Collected data entries
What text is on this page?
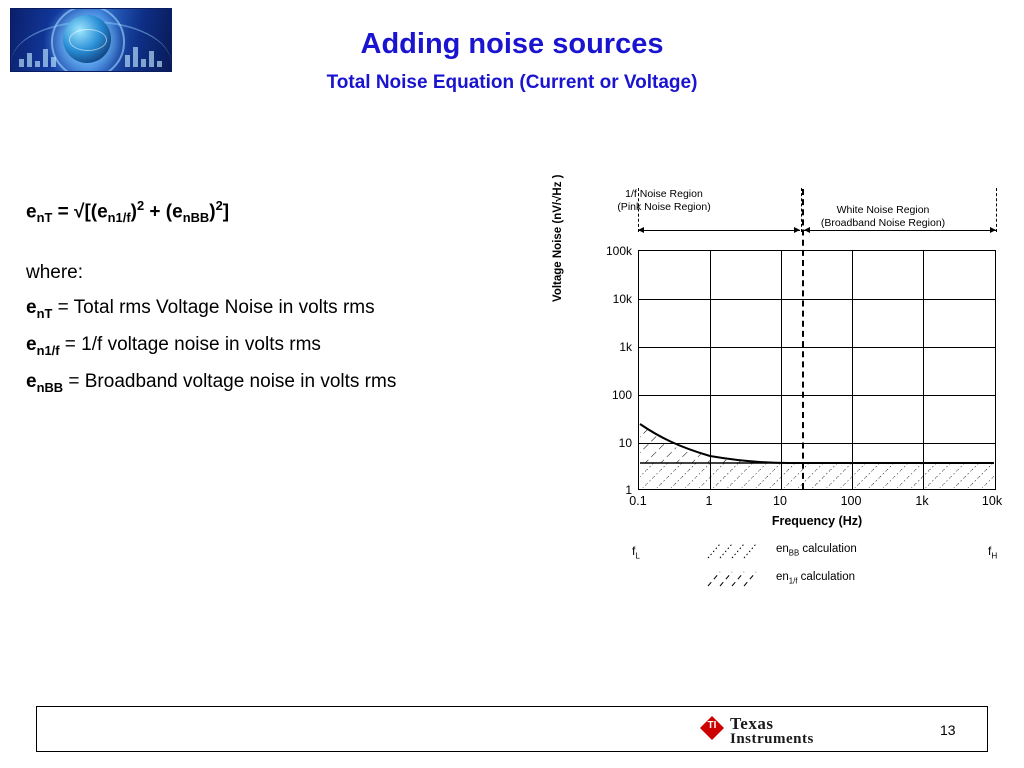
Adding noise sources
Total Noise Equation (Current or Voltage)
$e_{nT} = √[(e_{n1/f})^2 + (e_{nBB})^2]$
where:
$e_{nT}$ = Total rms Voltage Noise in volts rms
$e_{n1/f} = 1/f$ voltage noise in volts rms
$e_{nBB}$ = Broadband voltage noise in volts rms
1/f Noise Region
(Pink Noise Region)	White Noise Region
(Broadband Noise Region)
100k
10k
1k
100
10
1
Voltage Noise (nV/√Hz )
0.1	1	10	100	1k	10k
Frequency (Hz)
$f_L$	$f_H$
$en_{BB}$ calculation
$en_{1/f}$ calculation
TI
Texas
Instruments
13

- What is expected
Write out all the records again, exactly, minus any pictures.

- Final answer
What text is on this page?
Adding noise sources
Total Noise Equation (Current or Voltage)
$e_{nT} = √[(e_{n1/f})^2 + (e_{nBB})^2]$
where:
$e_{nT}$ = Total rms Voltage Noise in volts rms
$e_{n1/f} = 1/f$ voltage noise in volts rms
$e_{nBB}$ = Broadband voltage noise in volts rms
1/f Noise Region
(Pink Noise Region)	White Noise Region
(Broadband Noise Region)
100k
10k
1k
100
10
1
Voltage Noise (nV/√Hz )
0.1	1	10	100	1k	10k
Frequency (Hz)
$f_L$	$f_H$
$en_{BB}$ calculation
$en_{1/f}$ calculation
TI
Texas
Instruments
13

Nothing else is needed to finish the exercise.